» **Input rows**

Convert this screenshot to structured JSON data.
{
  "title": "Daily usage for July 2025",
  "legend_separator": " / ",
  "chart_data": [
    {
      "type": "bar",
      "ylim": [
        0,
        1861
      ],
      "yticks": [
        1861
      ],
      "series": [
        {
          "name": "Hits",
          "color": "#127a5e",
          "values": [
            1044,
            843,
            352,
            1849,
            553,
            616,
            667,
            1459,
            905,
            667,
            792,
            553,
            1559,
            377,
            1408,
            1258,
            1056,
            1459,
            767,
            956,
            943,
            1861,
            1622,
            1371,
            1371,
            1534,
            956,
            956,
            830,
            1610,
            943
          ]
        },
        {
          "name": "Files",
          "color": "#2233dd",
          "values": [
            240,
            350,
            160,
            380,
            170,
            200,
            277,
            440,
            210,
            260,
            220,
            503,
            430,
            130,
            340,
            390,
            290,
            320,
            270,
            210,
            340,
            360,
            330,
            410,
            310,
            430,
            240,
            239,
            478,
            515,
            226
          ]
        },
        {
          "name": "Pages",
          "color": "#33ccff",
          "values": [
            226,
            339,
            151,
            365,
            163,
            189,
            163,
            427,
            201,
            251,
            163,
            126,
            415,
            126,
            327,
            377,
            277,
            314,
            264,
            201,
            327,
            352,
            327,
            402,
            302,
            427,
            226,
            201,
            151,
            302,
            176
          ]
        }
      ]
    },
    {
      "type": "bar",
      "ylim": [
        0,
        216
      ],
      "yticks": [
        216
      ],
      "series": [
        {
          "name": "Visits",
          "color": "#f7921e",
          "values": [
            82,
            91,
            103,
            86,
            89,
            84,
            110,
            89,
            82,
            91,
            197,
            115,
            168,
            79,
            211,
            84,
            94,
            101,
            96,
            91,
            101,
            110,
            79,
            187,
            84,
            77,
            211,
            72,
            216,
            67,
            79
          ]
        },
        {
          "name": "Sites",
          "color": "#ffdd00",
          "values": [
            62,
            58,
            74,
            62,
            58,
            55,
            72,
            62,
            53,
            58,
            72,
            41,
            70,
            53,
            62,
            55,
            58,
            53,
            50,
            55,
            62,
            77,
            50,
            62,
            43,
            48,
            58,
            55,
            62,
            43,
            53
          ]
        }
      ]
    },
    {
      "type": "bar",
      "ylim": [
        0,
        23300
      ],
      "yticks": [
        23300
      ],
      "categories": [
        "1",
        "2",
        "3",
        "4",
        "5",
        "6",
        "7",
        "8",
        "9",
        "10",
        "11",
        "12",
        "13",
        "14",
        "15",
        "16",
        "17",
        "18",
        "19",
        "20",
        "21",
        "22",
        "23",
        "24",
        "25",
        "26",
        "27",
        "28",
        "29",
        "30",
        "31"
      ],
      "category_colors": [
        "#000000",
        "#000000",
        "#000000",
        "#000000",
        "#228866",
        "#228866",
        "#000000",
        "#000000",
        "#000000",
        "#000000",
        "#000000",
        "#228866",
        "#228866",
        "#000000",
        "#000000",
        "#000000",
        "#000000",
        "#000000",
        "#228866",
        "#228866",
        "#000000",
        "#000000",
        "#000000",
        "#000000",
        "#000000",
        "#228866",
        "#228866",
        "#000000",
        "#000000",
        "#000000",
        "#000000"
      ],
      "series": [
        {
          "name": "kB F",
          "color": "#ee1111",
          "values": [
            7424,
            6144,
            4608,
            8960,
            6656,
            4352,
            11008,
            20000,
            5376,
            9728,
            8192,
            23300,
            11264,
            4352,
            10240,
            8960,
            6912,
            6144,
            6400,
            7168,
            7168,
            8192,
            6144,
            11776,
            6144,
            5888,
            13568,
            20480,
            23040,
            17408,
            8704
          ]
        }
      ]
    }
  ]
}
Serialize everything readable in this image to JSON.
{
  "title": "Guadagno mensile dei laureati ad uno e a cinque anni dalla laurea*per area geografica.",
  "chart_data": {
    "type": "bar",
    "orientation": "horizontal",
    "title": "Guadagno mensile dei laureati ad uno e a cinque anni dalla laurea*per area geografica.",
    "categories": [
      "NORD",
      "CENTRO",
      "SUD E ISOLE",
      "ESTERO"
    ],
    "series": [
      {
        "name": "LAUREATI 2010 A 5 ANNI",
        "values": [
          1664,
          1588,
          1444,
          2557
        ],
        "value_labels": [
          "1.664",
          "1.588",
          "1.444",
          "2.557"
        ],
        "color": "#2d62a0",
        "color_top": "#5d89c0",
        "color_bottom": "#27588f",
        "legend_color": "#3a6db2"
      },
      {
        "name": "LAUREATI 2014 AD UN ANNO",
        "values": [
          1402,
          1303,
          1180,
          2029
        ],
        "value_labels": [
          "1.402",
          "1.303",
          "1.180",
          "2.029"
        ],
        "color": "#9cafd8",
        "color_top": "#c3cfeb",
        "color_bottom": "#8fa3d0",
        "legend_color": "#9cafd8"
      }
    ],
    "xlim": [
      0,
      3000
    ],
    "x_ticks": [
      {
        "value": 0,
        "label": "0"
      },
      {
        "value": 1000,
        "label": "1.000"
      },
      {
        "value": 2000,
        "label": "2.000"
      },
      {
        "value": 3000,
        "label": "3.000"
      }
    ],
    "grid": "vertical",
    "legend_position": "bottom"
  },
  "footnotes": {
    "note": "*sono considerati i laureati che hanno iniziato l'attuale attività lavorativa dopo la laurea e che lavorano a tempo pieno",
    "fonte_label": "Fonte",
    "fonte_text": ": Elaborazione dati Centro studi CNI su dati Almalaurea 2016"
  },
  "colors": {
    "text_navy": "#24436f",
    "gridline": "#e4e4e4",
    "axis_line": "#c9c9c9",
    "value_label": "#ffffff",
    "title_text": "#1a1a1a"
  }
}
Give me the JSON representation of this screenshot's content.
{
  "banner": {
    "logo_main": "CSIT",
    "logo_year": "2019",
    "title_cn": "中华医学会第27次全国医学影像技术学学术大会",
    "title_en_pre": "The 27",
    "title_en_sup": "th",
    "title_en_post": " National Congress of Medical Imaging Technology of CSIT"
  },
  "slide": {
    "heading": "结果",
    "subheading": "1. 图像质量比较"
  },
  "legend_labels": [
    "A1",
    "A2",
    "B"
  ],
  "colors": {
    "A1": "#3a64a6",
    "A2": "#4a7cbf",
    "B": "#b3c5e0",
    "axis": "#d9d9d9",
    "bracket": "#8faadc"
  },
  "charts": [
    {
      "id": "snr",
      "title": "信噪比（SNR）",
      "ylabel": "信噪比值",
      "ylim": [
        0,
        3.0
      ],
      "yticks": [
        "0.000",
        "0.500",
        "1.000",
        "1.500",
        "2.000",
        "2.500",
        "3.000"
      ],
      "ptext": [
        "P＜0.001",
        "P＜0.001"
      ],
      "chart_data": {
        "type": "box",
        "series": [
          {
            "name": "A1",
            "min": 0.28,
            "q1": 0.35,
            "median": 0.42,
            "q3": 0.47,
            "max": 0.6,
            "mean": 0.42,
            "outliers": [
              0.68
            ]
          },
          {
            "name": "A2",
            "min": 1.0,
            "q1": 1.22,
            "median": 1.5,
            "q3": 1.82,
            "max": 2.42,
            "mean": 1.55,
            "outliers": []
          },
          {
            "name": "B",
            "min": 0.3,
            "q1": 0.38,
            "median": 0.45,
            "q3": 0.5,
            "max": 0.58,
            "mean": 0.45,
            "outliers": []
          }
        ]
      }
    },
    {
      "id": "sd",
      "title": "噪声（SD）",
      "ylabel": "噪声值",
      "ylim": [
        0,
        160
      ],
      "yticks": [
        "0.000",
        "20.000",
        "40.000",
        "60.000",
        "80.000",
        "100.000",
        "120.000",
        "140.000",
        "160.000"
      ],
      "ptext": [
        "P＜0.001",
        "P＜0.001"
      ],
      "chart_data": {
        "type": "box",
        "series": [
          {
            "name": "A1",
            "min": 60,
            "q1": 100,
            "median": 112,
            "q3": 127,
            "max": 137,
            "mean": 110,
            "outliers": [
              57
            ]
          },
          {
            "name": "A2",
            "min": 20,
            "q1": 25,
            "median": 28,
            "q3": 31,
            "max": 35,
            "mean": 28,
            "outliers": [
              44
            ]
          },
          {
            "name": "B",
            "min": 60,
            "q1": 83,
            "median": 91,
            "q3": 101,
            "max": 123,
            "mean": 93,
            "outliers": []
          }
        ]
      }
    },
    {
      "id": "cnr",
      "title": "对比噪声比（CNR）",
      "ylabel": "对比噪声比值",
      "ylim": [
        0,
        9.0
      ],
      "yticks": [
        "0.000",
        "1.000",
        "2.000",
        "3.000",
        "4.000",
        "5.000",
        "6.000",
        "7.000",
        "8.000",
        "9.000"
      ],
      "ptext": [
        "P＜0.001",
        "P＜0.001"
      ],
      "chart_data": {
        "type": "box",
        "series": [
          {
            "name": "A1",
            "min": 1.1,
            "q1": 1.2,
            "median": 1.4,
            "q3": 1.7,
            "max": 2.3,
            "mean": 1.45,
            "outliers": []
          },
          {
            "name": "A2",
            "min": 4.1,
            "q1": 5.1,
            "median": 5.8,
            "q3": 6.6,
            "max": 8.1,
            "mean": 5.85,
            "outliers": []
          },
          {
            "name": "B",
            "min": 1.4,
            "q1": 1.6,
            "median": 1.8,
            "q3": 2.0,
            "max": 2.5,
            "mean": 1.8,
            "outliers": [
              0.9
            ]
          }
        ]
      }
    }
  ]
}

» **Brief**
Your answer should be a single number: how many lines in the data above include "CSIT"?

» **Exercise response**
2